## EXCERPTED RECORDS
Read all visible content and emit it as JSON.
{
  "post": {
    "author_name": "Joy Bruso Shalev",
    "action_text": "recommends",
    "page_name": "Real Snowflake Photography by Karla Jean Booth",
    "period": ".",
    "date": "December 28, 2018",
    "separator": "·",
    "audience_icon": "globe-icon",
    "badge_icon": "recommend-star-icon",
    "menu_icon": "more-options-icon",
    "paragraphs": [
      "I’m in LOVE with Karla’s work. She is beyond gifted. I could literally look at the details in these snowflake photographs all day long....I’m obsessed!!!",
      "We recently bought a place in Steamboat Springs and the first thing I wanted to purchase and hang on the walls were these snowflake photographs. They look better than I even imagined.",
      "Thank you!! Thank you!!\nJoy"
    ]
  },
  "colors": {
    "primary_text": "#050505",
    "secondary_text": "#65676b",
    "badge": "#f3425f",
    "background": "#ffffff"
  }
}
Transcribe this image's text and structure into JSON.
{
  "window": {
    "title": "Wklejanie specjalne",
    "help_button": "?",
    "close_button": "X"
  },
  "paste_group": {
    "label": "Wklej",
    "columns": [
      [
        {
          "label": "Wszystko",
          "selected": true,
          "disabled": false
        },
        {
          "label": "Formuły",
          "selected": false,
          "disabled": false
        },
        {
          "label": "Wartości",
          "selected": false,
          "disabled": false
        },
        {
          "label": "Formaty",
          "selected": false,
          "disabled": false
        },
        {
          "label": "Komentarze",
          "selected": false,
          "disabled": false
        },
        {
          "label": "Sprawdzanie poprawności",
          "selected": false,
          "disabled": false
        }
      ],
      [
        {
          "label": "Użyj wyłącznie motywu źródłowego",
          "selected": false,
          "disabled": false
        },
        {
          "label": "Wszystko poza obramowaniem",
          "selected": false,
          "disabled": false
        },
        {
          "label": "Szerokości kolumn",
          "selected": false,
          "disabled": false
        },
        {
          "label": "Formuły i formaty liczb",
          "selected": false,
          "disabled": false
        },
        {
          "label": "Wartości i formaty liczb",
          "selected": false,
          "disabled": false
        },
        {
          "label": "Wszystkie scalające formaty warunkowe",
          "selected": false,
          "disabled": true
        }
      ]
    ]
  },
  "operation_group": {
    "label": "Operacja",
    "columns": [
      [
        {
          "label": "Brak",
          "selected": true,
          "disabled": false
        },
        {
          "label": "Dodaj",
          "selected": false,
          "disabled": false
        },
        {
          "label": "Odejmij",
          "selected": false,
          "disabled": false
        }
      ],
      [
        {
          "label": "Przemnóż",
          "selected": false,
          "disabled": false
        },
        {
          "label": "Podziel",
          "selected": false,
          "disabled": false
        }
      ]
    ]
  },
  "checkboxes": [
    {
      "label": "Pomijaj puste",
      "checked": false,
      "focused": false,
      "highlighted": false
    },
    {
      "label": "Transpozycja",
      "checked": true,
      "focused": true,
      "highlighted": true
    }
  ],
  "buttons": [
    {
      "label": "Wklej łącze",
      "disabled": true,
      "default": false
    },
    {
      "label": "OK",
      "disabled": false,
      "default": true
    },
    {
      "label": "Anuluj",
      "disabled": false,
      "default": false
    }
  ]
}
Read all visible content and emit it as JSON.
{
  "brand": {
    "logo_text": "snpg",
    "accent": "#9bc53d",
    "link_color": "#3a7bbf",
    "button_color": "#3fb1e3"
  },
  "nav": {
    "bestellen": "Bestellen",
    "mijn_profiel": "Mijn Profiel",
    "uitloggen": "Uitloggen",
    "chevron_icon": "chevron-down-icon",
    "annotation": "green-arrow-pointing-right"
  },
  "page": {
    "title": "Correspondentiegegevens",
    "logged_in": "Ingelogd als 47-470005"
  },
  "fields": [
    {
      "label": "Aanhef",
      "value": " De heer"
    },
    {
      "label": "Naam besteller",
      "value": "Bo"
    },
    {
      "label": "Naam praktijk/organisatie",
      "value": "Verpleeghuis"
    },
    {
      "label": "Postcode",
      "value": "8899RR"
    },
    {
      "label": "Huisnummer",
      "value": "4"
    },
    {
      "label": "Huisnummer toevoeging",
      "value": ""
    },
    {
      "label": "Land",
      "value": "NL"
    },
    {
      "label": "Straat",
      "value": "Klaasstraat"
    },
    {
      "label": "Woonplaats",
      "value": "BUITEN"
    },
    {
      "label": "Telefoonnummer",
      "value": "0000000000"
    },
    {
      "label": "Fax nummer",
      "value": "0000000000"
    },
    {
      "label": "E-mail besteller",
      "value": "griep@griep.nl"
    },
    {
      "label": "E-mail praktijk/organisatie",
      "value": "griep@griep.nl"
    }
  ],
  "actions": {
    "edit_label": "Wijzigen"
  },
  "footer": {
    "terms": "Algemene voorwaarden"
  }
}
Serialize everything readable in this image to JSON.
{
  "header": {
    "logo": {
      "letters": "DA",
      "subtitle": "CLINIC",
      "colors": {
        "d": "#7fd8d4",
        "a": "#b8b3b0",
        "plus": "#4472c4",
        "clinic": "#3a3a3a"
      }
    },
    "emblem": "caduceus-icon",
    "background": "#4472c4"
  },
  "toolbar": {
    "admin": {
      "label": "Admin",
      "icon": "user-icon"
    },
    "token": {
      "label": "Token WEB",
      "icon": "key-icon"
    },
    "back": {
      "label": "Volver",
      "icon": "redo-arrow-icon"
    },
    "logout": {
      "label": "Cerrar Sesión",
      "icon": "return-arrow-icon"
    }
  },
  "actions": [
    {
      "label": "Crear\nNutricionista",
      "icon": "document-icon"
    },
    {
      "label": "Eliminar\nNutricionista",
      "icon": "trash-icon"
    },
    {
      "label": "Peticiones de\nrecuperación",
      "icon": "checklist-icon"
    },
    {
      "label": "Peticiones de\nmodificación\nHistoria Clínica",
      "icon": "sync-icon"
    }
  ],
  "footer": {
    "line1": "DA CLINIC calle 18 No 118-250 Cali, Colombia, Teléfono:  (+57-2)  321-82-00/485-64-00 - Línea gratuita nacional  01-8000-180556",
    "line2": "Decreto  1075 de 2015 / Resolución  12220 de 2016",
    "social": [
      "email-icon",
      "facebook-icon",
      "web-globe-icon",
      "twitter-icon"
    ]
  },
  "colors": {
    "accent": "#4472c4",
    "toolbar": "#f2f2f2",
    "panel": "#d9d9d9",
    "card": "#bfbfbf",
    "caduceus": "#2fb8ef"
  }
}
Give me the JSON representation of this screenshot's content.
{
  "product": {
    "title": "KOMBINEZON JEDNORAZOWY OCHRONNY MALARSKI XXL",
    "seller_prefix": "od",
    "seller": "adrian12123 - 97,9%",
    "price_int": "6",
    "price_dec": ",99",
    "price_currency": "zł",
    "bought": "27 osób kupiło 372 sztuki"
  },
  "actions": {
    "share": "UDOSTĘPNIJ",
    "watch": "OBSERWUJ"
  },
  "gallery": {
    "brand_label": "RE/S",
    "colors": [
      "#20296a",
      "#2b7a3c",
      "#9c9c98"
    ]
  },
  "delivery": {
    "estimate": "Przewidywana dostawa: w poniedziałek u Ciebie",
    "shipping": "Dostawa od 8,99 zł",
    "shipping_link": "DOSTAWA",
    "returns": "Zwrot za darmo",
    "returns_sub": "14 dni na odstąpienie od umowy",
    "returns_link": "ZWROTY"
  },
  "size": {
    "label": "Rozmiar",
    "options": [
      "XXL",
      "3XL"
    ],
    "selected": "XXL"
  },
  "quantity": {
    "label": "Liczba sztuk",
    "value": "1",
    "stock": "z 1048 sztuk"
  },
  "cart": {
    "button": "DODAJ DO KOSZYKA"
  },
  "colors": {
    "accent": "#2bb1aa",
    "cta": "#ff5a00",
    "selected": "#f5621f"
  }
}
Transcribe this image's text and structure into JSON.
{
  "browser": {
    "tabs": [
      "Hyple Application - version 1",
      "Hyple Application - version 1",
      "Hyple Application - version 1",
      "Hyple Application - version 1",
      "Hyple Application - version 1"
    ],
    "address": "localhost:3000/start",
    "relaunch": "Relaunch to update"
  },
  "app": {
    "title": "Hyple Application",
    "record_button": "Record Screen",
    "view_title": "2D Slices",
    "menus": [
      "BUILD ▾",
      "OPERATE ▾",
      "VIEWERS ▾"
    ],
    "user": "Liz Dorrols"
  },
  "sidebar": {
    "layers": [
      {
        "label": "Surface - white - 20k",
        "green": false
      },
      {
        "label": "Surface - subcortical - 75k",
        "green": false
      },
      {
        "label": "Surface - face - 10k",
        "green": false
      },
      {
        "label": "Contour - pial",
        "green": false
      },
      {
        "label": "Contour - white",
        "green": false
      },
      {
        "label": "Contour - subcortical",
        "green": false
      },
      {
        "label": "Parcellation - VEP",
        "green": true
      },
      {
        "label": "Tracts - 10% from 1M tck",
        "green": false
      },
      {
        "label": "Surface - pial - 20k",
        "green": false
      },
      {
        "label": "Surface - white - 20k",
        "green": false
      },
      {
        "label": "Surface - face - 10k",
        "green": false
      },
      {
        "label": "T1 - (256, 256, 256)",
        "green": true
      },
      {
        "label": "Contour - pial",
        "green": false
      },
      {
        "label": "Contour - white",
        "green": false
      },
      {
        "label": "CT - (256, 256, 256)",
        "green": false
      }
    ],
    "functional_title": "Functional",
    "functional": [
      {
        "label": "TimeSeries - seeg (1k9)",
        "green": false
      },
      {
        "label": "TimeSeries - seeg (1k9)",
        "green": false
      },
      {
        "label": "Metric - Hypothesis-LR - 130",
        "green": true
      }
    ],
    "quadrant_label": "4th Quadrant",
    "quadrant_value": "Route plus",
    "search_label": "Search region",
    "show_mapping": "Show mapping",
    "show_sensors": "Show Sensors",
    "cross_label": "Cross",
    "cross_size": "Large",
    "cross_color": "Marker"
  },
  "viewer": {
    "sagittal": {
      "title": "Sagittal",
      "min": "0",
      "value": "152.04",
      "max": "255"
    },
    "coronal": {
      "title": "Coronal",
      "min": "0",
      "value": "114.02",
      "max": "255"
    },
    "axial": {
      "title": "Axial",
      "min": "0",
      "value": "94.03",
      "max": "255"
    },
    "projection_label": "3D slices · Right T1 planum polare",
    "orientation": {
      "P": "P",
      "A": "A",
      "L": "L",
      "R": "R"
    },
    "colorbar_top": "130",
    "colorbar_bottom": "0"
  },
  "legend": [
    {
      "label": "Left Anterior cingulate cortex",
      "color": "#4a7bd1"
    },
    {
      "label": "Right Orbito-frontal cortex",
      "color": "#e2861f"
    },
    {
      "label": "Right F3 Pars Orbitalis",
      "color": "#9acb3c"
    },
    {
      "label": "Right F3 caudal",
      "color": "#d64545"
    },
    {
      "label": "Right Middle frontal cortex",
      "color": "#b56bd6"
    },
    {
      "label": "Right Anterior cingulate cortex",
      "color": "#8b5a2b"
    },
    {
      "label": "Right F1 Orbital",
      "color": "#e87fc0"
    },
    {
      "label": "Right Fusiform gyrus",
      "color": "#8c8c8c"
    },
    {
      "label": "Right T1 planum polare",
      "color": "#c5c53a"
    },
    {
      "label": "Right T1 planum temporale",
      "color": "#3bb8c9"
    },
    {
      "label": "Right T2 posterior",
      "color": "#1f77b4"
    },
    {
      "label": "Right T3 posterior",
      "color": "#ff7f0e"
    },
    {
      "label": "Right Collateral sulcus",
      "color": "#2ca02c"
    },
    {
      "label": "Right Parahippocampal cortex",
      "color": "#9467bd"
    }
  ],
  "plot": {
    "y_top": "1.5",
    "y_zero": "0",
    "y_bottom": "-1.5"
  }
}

## DIRECTIVE
Using the records above, pull out each line where the word "accent" occurs.

## SOLUTION FOR THIS TASK
    "accent": "#9bc53d",
    "accent": "#4472c4",
    "accent": "#2bb1aa",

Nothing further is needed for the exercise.